PROGRAMME automne 2022 : Les ‘temps modernes’ à travers l’image, Un programme en deux conférences, en octobre et novembre 2022. Conférences d’une durée d’1h30, suivies d’un débat et d’un partage de paniers.

I / 20 octobre 2022 : « L’image des révolutions industrielles dans les arts visuels et la société (1769-1914) ».


Adolph Menzel (1815-1905), La Forge (Les Cyclopes modernes), 1872-1875, huile sur toile, 158 x 254 cm, Berlin, Staatliche Museen zu Berlin, Nationalgalerie

Machines à vapeur, puits de mine, forges, fonderies, laminoirs, grandes usines : dès le tout début du XIXe siècle, il est évident qu’un grand bouleversement est en cours dont on mesure encore mal la portée. Lorsque le peintre Philippe-Jacques de Loutherbourg (1740-1810) s’installe en Angleterre, il réalise une série de peintures de ces nouveaux lieux boursouflés, inquiétants, qui surgissent en pleine campagne, mais ceux-ci sont présentés comme des « Scènes pittoresques ». Et lorsque soixante-dix ans plus tard, l’Allemand Adolph Menzel peint l’intérieur d’une forge industrielle de la Rhur, on prétendra n’y voir que des « Cyclopes modernes »… De fait, en dépit de sa violence technique, sociale et environnementale, la révolution industrielle aura longtemps suscité des images lénifiantes contre lesquelles devaient s’insurger, non sans mal, quelques artistes européens qu’il est devenu urgent de redécouvrir.

II/ 17 novembre 2022 : « Les ‘temps modernes’ et la mutation du regard. Photographie, cinéma, art, technique et société entre 1839 et 1914 ».

============

#### [À compléter]
[A] Restituez le passage du programme compris entre « PROGRAMME automne 2022 » et « partage de paniers. », bornes incluses.
[B] Résumez le programme en deux phrases.
[C] Répondez aux questions suivantes sur le programme.
(i) Combien de temps dure chaque conférence ?
(ii) Dans quel pays le peintre Philippe-Jacques de Loutherbourg s'installe-t-il ?
(iii) À quelle date a lieu la seconde conférence ?
Le matériel joint n'est pas utile pour répondre.

#### [Extrait de données]

============

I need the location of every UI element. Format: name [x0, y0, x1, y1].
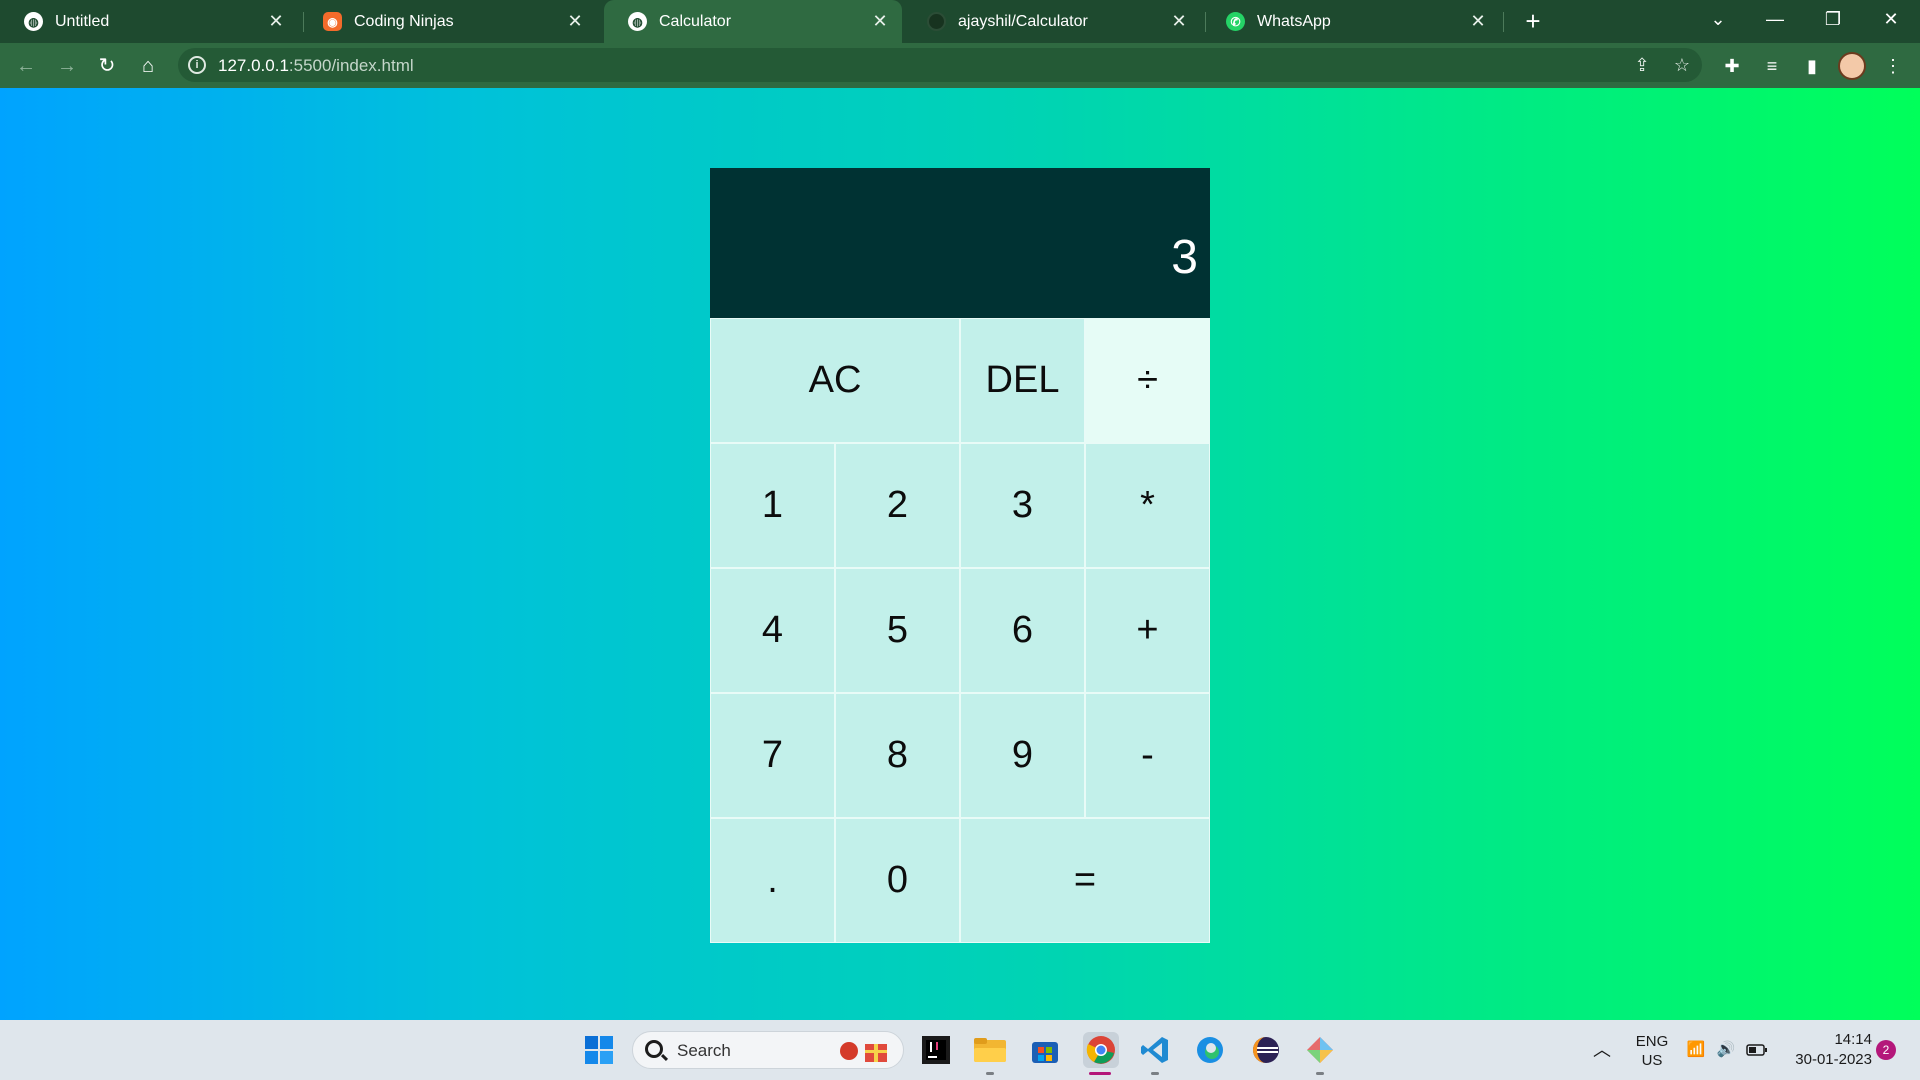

============

#### [Réponses attendues]
[A]
PROGRAMME automne 2022 : Les ‘temps modernes’ à travers l’image, Un programme en deux conférences, en octobre et novembre 2022. Conférences d’une durée d’1h30, suivies d’un débat et d’un partage de paniers.

[B] Le programme de l'automne 2022 propose deux conférences d'une heure et demie sur les « temps modernes » à travers l'image, chacune suivie d'un débat et d'un partage de paniers. La première, le 20 octobre, traite de l'image des révolutions industrielles dans les arts visuels et la société de 1769 à 1914, et la seconde, le 17 novembre, de la mutation du regard entre 1839 et 1914.

[C]
(i) Chaque conférence dure 1h30.
(ii) Il s'installe en Angleterre.
(iii) Elle a lieu le 17 novembre 2022.